§ **GOAL OF THE EXERCISE**
Output the material beneath exactly, leaving nothing out.

*-*-*

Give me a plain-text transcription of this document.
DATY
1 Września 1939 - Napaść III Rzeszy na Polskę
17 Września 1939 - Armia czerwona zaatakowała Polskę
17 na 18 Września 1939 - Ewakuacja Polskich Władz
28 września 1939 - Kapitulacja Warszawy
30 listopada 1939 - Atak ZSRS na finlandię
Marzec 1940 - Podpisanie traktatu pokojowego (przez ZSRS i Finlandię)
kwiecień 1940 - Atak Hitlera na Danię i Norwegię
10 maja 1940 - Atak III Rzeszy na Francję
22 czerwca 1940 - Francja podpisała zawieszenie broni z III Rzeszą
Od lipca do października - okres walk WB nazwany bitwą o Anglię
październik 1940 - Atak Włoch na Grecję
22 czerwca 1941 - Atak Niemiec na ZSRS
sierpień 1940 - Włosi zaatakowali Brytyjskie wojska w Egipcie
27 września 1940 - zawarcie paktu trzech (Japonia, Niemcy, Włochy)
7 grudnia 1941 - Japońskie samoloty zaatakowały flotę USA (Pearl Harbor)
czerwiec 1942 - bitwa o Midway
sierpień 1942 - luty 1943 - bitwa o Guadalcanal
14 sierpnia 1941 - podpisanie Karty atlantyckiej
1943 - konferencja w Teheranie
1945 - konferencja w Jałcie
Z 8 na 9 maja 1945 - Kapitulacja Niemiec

*-*-*

§ **OUTPUT OF THE TASK**
Give me a plain-text transcription of this document.
DATY
1 Września 1939 - Napaść III Rzeszy na Polskę
17 Września 1939 - Armia czerwona zaatakowała Polskę
17 na 18 Września 1939 - Ewakuacja Polskich Władz
28 września 1939 - Kapitulacja Warszawy
30 listopada 1939 - Atak ZSRS na finlandię
Marzec 1940 - Podpisanie traktatu pokojowego (przez ZSRS i Finlandię)
kwiecień 1940 - Atak Hitlera na Danię i Norwegię
10 maja 1940 - Atak III Rzeszy na Francję
22 czerwca 1940 - Francja podpisała zawieszenie broni z III Rzeszą
Od lipca do października - okres walk WB nazwany bitwą o Anglię
październik 1940 - Atak Włoch na Grecję
22 czerwca 1941 - Atak Niemiec na ZSRS
sierpień 1940 - Włosi zaatakowali Brytyjskie wojska w Egipcie
27 września 1940 - zawarcie paktu trzech (Japonia, Niemcy, Włochy)
7 grudnia 1941 - Japońskie samoloty zaatakowały flotę USA (Pearl Harbor)
czerwiec 1942 - bitwa o Midway
sierpień 1942 - luty 1943 - bitwa o Guadalcanal
14 sierpnia 1941 - podpisanie Karty atlantyckiej
1943 - konferencja w Teheranie
1945 - konferencja w Jałcie
Z 8 na 9 maja 1945 - Kapitulacja Niemiec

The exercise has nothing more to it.